» **Required task**
Extract the complete data exactly as given.

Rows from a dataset
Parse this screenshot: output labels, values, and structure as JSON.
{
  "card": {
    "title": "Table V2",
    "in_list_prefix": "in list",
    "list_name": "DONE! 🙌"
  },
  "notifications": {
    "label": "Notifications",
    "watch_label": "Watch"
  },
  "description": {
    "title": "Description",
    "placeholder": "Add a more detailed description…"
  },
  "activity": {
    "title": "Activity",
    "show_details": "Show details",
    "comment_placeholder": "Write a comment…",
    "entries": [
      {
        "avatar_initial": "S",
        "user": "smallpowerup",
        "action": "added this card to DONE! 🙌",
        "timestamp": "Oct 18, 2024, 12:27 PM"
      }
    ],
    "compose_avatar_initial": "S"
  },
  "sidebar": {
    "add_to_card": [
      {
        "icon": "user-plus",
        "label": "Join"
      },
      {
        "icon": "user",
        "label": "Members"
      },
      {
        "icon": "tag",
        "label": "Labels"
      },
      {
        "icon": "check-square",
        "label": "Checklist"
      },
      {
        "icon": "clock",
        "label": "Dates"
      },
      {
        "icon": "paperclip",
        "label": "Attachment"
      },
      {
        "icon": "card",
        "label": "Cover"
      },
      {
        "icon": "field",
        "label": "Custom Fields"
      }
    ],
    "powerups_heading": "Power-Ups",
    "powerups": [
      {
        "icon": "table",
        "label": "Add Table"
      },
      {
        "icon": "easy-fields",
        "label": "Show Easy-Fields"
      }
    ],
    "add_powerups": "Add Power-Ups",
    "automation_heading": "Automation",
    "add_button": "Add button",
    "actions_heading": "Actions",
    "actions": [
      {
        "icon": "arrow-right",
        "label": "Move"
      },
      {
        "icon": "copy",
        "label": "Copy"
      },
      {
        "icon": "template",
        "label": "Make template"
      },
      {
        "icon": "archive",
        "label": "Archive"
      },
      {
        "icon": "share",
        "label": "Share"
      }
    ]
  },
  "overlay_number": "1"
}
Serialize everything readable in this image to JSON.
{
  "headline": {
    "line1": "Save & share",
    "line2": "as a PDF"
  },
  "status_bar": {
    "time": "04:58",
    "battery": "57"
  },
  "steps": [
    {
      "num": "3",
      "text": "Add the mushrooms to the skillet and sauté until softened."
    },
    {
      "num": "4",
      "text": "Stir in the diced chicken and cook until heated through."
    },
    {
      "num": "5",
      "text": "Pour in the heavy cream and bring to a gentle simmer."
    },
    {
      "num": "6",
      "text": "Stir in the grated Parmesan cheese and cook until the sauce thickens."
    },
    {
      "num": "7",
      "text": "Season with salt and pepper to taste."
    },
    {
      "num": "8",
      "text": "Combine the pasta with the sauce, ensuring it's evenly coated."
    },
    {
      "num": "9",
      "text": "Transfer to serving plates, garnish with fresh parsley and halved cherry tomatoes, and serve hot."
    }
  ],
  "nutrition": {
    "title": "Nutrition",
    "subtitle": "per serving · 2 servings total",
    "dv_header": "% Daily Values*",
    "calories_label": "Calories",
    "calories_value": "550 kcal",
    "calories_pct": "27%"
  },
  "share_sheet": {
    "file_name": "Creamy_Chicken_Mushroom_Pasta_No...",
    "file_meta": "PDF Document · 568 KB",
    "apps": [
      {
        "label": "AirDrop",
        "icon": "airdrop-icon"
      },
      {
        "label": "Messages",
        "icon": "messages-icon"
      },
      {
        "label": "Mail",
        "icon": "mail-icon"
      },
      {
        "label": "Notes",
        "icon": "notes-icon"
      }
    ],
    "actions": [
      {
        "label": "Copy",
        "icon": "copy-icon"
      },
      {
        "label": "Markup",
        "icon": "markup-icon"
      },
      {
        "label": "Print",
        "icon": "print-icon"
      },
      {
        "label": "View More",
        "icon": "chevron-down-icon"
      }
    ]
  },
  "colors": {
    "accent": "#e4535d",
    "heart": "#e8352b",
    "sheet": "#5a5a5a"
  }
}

» **Answer for the task**
Parse this screenshot: output labels, values, and structure as JSON.
{
  "card": {
    "title": "Table V2",
    "in_list_prefix": "in list",
    "list_name": "DONE! 🙌"
  },
  "notifications": {
    "label": "Notifications",
    "watch_label": "Watch"
  },
  "description": {
    "title": "Description",
    "placeholder": "Add a more detailed description…"
  },
  "activity": {
    "title": "Activity",
    "show_details": "Show details",
    "comment_placeholder": "Write a comment…",
    "entries": [
      {
        "avatar_initial": "S",
        "user": "smallpowerup",
        "action": "added this card to DONE! 🙌",
        "timestamp": "Oct 18, 2024, 12:27 PM"
      }
    ],
    "compose_avatar_initial": "S"
  },
  "sidebar": {
    "add_to_card": [
      {
        "icon": "user-plus",
        "label": "Join"
      },
      {
        "icon": "user",
        "label": "Members"
      },
      {
        "icon": "tag",
        "label": "Labels"
      },
      {
        "icon": "check-square",
        "label": "Checklist"
      },
      {
        "icon": "clock",
        "label": "Dates"
      },
      {
        "icon": "paperclip",
        "label": "Attachment"
      },
      {
        "icon": "card",
        "label": "Cover"
      },
      {
        "icon": "field",
        "label": "Custom Fields"
      }
    ],
    "powerups_heading": "Power-Ups",
    "powerups": [
      {
        "icon": "table",
        "label": "Add Table"
      },
      {
        "icon": "easy-fields",
        "label": "Show Easy-Fields"
      }
    ],
    "add_powerups": "Add Power-Ups",
    "automation_heading": "Automation",
    "add_button": "Add button",
    "actions_heading": "Actions",
    "actions": [
      {
        "icon": "arrow-right",
        "label": "Move"
      },
      {
        "icon": "copy",
        "label": "Copy"
      },
      {
        "icon": "template",
        "label": "Make template"
      },
      {
        "icon": "archive",
        "label": "Archive"
      },
      {
        "icon": "share",
        "label": "Share"
      }
    ]
  },
  "overlay_number": "1"
}
Serialize everything readable in this image to JSON.
{
  "headline": {
    "line1": "Save & share",
    "line2": "as a PDF"
  },
  "status_bar": {
    "time": "04:58",
    "battery": "57"
  },
  "steps": [
    {
      "num": "3",
      "text": "Add the mushrooms to the skillet and sauté until softened."
    },
    {
      "num": "4",
      "text": "Stir in the diced chicken and cook until heated through."
    },
    {
      "num": "5",
      "text": "Pour in the heavy cream and bring to a gentle simmer."
    },
    {
      "num": "6",
      "text": "Stir in the grated Parmesan cheese and cook until the sauce thickens."
    },
    {
      "num": "7",
      "text": "Season with salt and pepper to taste."
    },
    {
      "num": "8",
      "text": "Combine the pasta with the sauce, ensuring it's evenly coated."
    },
    {
      "num": "9",
      "text": "Transfer to serving plates, garnish with fresh parsley and halved cherry tomatoes, and serve hot."
    }
  ],
  "nutrition": {
    "title": "Nutrition",
    "subtitle": "per serving · 2 servings total",
    "dv_header": "% Daily Values*",
    "calories_label": "Calories",
    "calories_value": "550 kcal",
    "calories_pct": "27%"
  },
  "share_sheet": {
    "file_name": "Creamy_Chicken_Mushroom_Pasta_No...",
    "file_meta": "PDF Document · 568 KB",
    "apps": [
      {
        "label": "AirDrop",
        "icon": "airdrop-icon"
      },
      {
        "label": "Messages",
        "icon": "messages-icon"
      },
      {
        "label": "Mail",
        "icon": "mail-icon"
      },
      {
        "label": "Notes",
        "icon": "notes-icon"
      }
    ],
    "actions": [
      {
        "label": "Copy",
        "icon": "copy-icon"
      },
      {
        "label": "Markup",
        "icon": "markup-icon"
      },
      {
        "label": "Print",
        "icon": "print-icon"
      },
      {
        "label": "View More",
        "icon": "chevron-down-icon"
      }
    ]
  },
  "colors": {
    "accent": "#e4535d",
    "heart": "#e8352b",
    "sheet": "#5a5a5a"
  }
}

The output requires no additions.